▶ _Work required_
Retype the data below without altering anything.

▶ _Raw records_
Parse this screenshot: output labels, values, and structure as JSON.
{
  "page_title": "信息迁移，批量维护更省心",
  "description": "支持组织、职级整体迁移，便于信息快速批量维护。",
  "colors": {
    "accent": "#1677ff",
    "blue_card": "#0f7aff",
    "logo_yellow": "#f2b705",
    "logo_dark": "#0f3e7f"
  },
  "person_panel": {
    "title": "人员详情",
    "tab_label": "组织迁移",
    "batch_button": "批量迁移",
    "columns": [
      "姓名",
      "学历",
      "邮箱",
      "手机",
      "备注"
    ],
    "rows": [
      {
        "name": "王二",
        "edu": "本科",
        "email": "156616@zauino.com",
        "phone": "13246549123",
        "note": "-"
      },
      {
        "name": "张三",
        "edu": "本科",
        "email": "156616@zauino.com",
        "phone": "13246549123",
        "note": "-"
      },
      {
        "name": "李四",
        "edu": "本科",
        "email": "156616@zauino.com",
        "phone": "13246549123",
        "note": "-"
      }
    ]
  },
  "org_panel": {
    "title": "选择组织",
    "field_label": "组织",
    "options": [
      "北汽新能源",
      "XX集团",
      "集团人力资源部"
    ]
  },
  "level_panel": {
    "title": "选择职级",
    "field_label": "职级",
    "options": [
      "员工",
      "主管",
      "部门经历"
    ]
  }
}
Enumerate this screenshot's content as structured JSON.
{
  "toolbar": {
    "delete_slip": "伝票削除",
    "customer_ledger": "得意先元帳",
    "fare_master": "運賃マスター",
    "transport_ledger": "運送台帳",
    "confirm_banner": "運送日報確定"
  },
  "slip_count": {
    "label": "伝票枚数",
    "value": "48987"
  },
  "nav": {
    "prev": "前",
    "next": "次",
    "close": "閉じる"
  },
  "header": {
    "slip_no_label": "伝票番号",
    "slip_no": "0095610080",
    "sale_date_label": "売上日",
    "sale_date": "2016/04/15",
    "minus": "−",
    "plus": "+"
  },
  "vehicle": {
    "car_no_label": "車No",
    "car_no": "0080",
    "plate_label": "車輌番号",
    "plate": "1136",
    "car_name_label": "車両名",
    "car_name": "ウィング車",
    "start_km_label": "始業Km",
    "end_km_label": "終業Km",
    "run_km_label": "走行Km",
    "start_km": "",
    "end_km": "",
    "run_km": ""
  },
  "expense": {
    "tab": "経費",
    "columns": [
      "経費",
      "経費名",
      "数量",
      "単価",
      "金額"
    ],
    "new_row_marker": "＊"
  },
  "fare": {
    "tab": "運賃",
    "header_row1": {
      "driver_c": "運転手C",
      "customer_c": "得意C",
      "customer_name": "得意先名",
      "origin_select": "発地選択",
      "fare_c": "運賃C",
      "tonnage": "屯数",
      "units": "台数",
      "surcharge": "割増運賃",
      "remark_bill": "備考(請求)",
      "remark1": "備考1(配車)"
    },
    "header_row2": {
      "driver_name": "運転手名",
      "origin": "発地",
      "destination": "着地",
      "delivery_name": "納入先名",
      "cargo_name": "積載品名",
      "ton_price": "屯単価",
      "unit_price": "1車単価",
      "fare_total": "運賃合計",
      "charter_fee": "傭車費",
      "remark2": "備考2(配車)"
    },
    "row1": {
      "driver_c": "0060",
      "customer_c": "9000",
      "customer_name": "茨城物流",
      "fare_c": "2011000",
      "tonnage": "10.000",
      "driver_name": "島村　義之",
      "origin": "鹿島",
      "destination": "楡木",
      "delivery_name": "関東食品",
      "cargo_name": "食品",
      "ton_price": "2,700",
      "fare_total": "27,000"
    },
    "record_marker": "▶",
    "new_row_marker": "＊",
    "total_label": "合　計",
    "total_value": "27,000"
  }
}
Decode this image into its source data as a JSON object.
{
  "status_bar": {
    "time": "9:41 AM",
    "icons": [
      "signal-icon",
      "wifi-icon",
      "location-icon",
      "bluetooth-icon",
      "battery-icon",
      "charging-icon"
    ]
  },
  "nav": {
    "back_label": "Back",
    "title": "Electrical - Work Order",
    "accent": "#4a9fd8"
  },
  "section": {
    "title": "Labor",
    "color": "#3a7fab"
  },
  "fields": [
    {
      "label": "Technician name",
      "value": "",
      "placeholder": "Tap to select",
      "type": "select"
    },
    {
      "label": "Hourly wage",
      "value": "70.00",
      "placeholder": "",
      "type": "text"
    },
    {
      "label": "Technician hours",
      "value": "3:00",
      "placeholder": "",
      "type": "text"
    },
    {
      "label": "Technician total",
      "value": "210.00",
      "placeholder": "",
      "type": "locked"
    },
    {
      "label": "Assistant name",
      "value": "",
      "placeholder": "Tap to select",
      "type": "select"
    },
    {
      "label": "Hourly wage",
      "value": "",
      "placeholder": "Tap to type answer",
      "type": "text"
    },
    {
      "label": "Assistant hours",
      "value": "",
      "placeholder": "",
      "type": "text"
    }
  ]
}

▶ _Output for this task_
Parse this screenshot: output labels, values, and structure as JSON.
{
  "page_title": "信息迁移，批量维护更省心",
  "description": "支持组织、职级整体迁移，便于信息快速批量维护。",
  "colors": {
    "accent": "#1677ff",
    "blue_card": "#0f7aff",
    "logo_yellow": "#f2b705",
    "logo_dark": "#0f3e7f"
  },
  "person_panel": {
    "title": "人员详情",
    "tab_label": "组织迁移",
    "batch_button": "批量迁移",
    "columns": [
      "姓名",
      "学历",
      "邮箱",
      "手机",
      "备注"
    ],
    "rows": [
      {
        "name": "王二",
        "edu": "本科",
        "email": "156616@zauino.com",
        "phone": "13246549123",
        "note": "-"
      },
      {
        "name": "张三",
        "edu": "本科",
        "email": "156616@zauino.com",
        "phone": "13246549123",
        "note": "-"
      },
      {
        "name": "李四",
        "edu": "本科",
        "email": "156616@zauino.com",
        "phone": "13246549123",
        "note": "-"
      }
    ]
  },
  "org_panel": {
    "title": "选择组织",
    "field_label": "组织",
    "options": [
      "北汽新能源",
      "XX集团",
      "集团人力资源部"
    ]
  },
  "level_panel": {
    "title": "选择职级",
    "field_label": "职级",
    "options": [
      "员工",
      "主管",
      "部门经历"
    ]
  }
}
Enumerate this screenshot's content as structured JSON.
{
  "toolbar": {
    "delete_slip": "伝票削除",
    "customer_ledger": "得意先元帳",
    "fare_master": "運賃マスター",
    "transport_ledger": "運送台帳",
    "confirm_banner": "運送日報確定"
  },
  "slip_count": {
    "label": "伝票枚数",
    "value": "48987"
  },
  "nav": {
    "prev": "前",
    "next": "次",
    "close": "閉じる"
  },
  "header": {
    "slip_no_label": "伝票番号",
    "slip_no": "0095610080",
    "sale_date_label": "売上日",
    "sale_date": "2016/04/15",
    "minus": "−",
    "plus": "+"
  },
  "vehicle": {
    "car_no_label": "車No",
    "car_no": "0080",
    "plate_label": "車輌番号",
    "plate": "1136",
    "car_name_label": "車両名",
    "car_name": "ウィング車",
    "start_km_label": "始業Km",
    "end_km_label": "終業Km",
    "run_km_label": "走行Km",
    "start_km": "",
    "end_km": "",
    "run_km": ""
  },
  "expense": {
    "tab": "経費",
    "columns": [
      "経費",
      "経費名",
      "数量",
      "単価",
      "金額"
    ],
    "new_row_marker": "＊"
  },
  "fare": {
    "tab": "運賃",
    "header_row1": {
      "driver_c": "運転手C",
      "customer_c": "得意C",
      "customer_name": "得意先名",
      "origin_select": "発地選択",
      "fare_c": "運賃C",
      "tonnage": "屯数",
      "units": "台数",
      "surcharge": "割増運賃",
      "remark_bill": "備考(請求)",
      "remark1": "備考1(配車)"
    },
    "header_row2": {
      "driver_name": "運転手名",
      "origin": "発地",
      "destination": "着地",
      "delivery_name": "納入先名",
      "cargo_name": "積載品名",
      "ton_price": "屯単価",
      "unit_price": "1車単価",
      "fare_total": "運賃合計",
      "charter_fee": "傭車費",
      "remark2": "備考2(配車)"
    },
    "row1": {
      "driver_c": "0060",
      "customer_c": "9000",
      "customer_name": "茨城物流",
      "fare_c": "2011000",
      "tonnage": "10.000",
      "driver_name": "島村　義之",
      "origin": "鹿島",
      "destination": "楡木",
      "delivery_name": "関東食品",
      "cargo_name": "食品",
      "ton_price": "2,700",
      "fare_total": "27,000"
    },
    "record_marker": "▶",
    "new_row_marker": "＊",
    "total_label": "合　計",
    "total_value": "27,000"
  }
}
Decode this image into its source data as a JSON object.
{
  "status_bar": {
    "time": "9:41 AM",
    "icons": [
      "signal-icon",
      "wifi-icon",
      "location-icon",
      "bluetooth-icon",
      "battery-icon",
      "charging-icon"
    ]
  },
  "nav": {
    "back_label": "Back",
    "title": "Electrical - Work Order",
    "accent": "#4a9fd8"
  },
  "section": {
    "title": "Labor",
    "color": "#3a7fab"
  },
  "fields": [
    {
      "label": "Technician name",
      "value": "",
      "placeholder": "Tap to select",
      "type": "select"
    },
    {
      "label": "Hourly wage",
      "value": "70.00",
      "placeholder": "",
      "type": "text"
    },
    {
      "label": "Technician hours",
      "value": "3:00",
      "placeholder": "",
      "type": "text"
    },
    {
      "label": "Technician total",
      "value": "210.00",
      "placeholder": "",
      "type": "locked"
    },
    {
      "label": "Assistant name",
      "value": "",
      "placeholder": "Tap to select",
      "type": "select"
    },
    {
      "label": "Hourly wage",
      "value": "",
      "placeholder": "Tap to type answer",
      "type": "text"
    },
    {
      "label": "Assistant hours",
      "value": "",
      "placeholder": "",
      "type": "text"
    }
  ]
}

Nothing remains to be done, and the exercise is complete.